* What needs to be done: Return the listing below unchanged, minus its pictures.

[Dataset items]
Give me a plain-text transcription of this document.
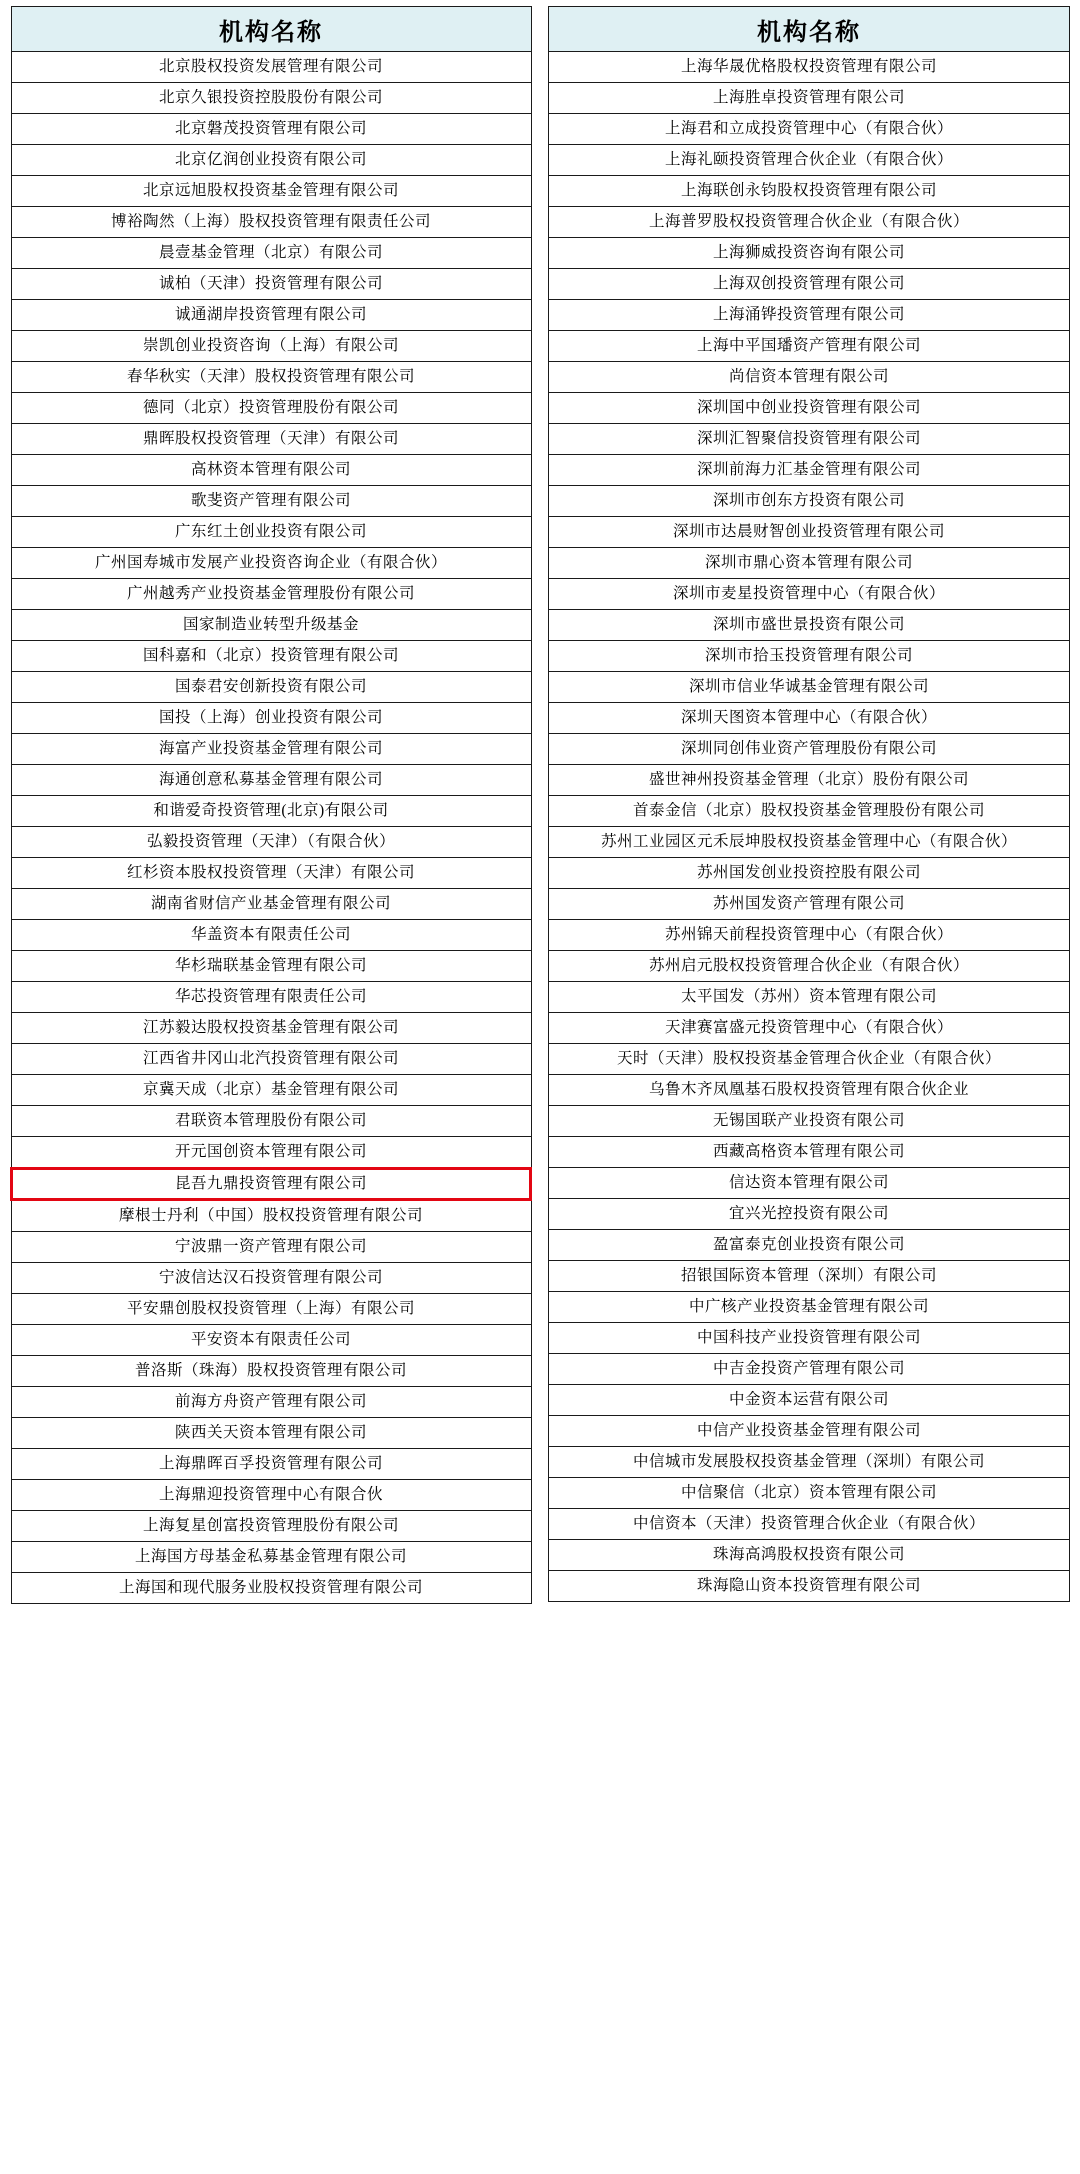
机构名称
北京股权投资发展管理有限公司
北京久银投资控股股份有限公司
北京磐茂投资管理有限公司
北京亿润创业投资有限公司
北京远旭股权投资基金管理有限公司
博裕陶然（上海）股权投资管理有限责任公司
晨壹基金管理（北京）有限公司
诚柏（天津）投资管理有限公司
诚通湖岸投资管理有限公司
崇凯创业投资咨询（上海）有限公司
春华秋实（天津）股权投资管理有限公司
德同（北京）投资管理股份有限公司
鼎晖股权投资管理（天津）有限公司
高林资本管理有限公司
歌斐资产管理有限公司
广东红土创业投资有限公司
广州国寿城市发展产业投资咨询企业（有限合伙）
广州越秀产业投资基金管理股份有限公司
国家制造业转型升级基金
国科嘉和（北京）投资管理有限公司
国泰君安创新投资有限公司
国投（上海）创业投资有限公司
海富产业投资基金管理有限公司
海通创意私募基金管理有限公司
和谐爱奇投资管理(北京)有限公司
弘毅投资管理（天津）（有限合伙）
红杉资本股权投资管理（天津）有限公司
湖南省财信产业基金管理有限公司
华盖资本有限责任公司
华杉瑞联基金管理有限公司
华芯投资管理有限责任公司
江苏毅达股权投资基金管理有限公司
江西省井冈山北汽投资管理有限公司
京冀天成（北京）基金管理有限公司
君联资本管理股份有限公司
开元国创资本管理有限公司
昆吾九鼎投资管理有限公司
摩根士丹利（中国）股权投资管理有限公司
宁波鼎一资产管理有限公司
宁波信达汉石投资管理有限公司
平安鼎创股权投资管理（上海）有限公司
平安资本有限责任公司
普洛斯（珠海）股权投资管理有限公司
前海方舟资产管理有限公司
陕西关天资本管理有限公司
上海鼎晖百孚投资管理有限公司
上海鼎迎投资管理中心有限合伙
上海复星创富投资管理股份有限公司
上海国方母基金私募基金管理有限公司
上海国和现代服务业股权投资管理有限公司
机构名称
上海华晟优格股权投资管理有限公司
上海胜卓投资管理有限公司
上海君和立成投资管理中心（有限合伙）
上海礼颐投资管理合伙企业（有限合伙）
上海联创永钧股权投资管理有限公司
上海普罗股权投资管理合伙企业（有限合伙）
上海狮威投资咨询有限公司
上海双创投资管理有限公司
上海涌铧投资管理有限公司
上海中平国璠资产管理有限公司
尚信资本管理有限公司
深圳国中创业投资管理有限公司
深圳汇智聚信投资管理有限公司
深圳前海力汇基金管理有限公司
深圳市创东方投资有限公司
深圳市达晨财智创业投资管理有限公司
深圳市鼎心资本管理有限公司
深圳市麦星投资管理中心（有限合伙）
深圳市盛世景投资有限公司
深圳市拾玉投资管理有限公司
深圳市信业华诚基金管理有限公司
深圳天图资本管理中心（有限合伙）
深圳同创伟业资产管理股份有限公司
盛世神州投资基金管理（北京）股份有限公司
首泰金信（北京）股权投资基金管理股份有限公司
苏州工业园区元禾辰坤股权投资基金管理中心（有限合伙）
苏州国发创业投资控股有限公司
苏州国发资产管理有限公司
苏州锦天前程投资管理中心（有限合伙）
苏州启元股权投资管理合伙企业（有限合伙）
太平国发（苏州）资本管理有限公司
天津赛富盛元投资管理中心（有限合伙）
天时（天津）股权投资基金管理合伙企业（有限合伙）
乌鲁木齐凤凰基石股权投资管理有限合伙企业
无锡国联产业投资有限公司
西藏高格资本管理有限公司
信达资本管理有限公司
宜兴光控投资有限公司
盈富泰克创业投资有限公司
招银国际资本管理（深圳）有限公司
中广核产业投资基金管理有限公司
中国科技产业投资管理有限公司
中吉金投资产管理有限公司
中金资本运营有限公司
中信产业投资基金管理有限公司
中信城市发展股权投资基金管理（深圳）有限公司
中信聚信（北京）资本管理有限公司
中信资本（天津）投资管理合伙企业（有限合伙）
珠海高鸿股权投资有限公司
珠海隐山资本投资管理有限公司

* Complete response:
Give me a plain-text transcription of this document.
机构名称
北京股权投资发展管理有限公司
北京久银投资控股股份有限公司
北京磐茂投资管理有限公司
北京亿润创业投资有限公司
北京远旭股权投资基金管理有限公司
博裕陶然（上海）股权投资管理有限责任公司
晨壹基金管理（北京）有限公司
诚柏（天津）投资管理有限公司
诚通湖岸投资管理有限公司
崇凯创业投资咨询（上海）有限公司
春华秋实（天津）股权投资管理有限公司
德同（北京）投资管理股份有限公司
鼎晖股权投资管理（天津）有限公司
高林资本管理有限公司
歌斐资产管理有限公司
广东红土创业投资有限公司
广州国寿城市发展产业投资咨询企业（有限合伙）
广州越秀产业投资基金管理股份有限公司
国家制造业转型升级基金
国科嘉和（北京）投资管理有限公司
国泰君安创新投资有限公司
国投（上海）创业投资有限公司
海富产业投资基金管理有限公司
海通创意私募基金管理有限公司
和谐爱奇投资管理(北京)有限公司
弘毅投资管理（天津）（有限合伙）
红杉资本股权投资管理（天津）有限公司
湖南省财信产业基金管理有限公司
华盖资本有限责任公司
华杉瑞联基金管理有限公司
华芯投资管理有限责任公司
江苏毅达股权投资基金管理有限公司
江西省井冈山北汽投资管理有限公司
京冀天成（北京）基金管理有限公司
君联资本管理股份有限公司
开元国创资本管理有限公司
昆吾九鼎投资管理有限公司
摩根士丹利（中国）股权投资管理有限公司
宁波鼎一资产管理有限公司
宁波信达汉石投资管理有限公司
平安鼎创股权投资管理（上海）有限公司
平安资本有限责任公司
普洛斯（珠海）股权投资管理有限公司
前海方舟资产管理有限公司
陕西关天资本管理有限公司
上海鼎晖百孚投资管理有限公司
上海鼎迎投资管理中心有限合伙
上海复星创富投资管理股份有限公司
上海国方母基金私募基金管理有限公司
上海国和现代服务业股权投资管理有限公司
机构名称
上海华晟优格股权投资管理有限公司
上海胜卓投资管理有限公司
上海君和立成投资管理中心（有限合伙）
上海礼颐投资管理合伙企业（有限合伙）
上海联创永钧股权投资管理有限公司
上海普罗股权投资管理合伙企业（有限合伙）
上海狮威投资咨询有限公司
上海双创投资管理有限公司
上海涌铧投资管理有限公司
上海中平国璠资产管理有限公司
尚信资本管理有限公司
深圳国中创业投资管理有限公司
深圳汇智聚信投资管理有限公司
深圳前海力汇基金管理有限公司
深圳市创东方投资有限公司
深圳市达晨财智创业投资管理有限公司
深圳市鼎心资本管理有限公司
深圳市麦星投资管理中心（有限合伙）
深圳市盛世景投资有限公司
深圳市拾玉投资管理有限公司
深圳市信业华诚基金管理有限公司
深圳天图资本管理中心（有限合伙）
深圳同创伟业资产管理股份有限公司
盛世神州投资基金管理（北京）股份有限公司
首泰金信（北京）股权投资基金管理股份有限公司
苏州工业园区元禾辰坤股权投资基金管理中心（有限合伙）
苏州国发创业投资控股有限公司
苏州国发资产管理有限公司
苏州锦天前程投资管理中心（有限合伙）
苏州启元股权投资管理合伙企业（有限合伙）
太平国发（苏州）资本管理有限公司
天津赛富盛元投资管理中心（有限合伙）
天时（天津）股权投资基金管理合伙企业（有限合伙）
乌鲁木齐凤凰基石股权投资管理有限合伙企业
无锡国联产业投资有限公司
西藏高格资本管理有限公司
信达资本管理有限公司
宜兴光控投资有限公司
盈富泰克创业投资有限公司
招银国际资本管理（深圳）有限公司
中广核产业投资基金管理有限公司
中国科技产业投资管理有限公司
中吉金投资产管理有限公司
中金资本运营有限公司
中信产业投资基金管理有限公司
中信城市发展股权投资基金管理（深圳）有限公司
中信聚信（北京）资本管理有限公司
中信资本（天津）投资管理合伙企业（有限合伙）
珠海高鸿股权投资有限公司
珠海隐山资本投资管理有限公司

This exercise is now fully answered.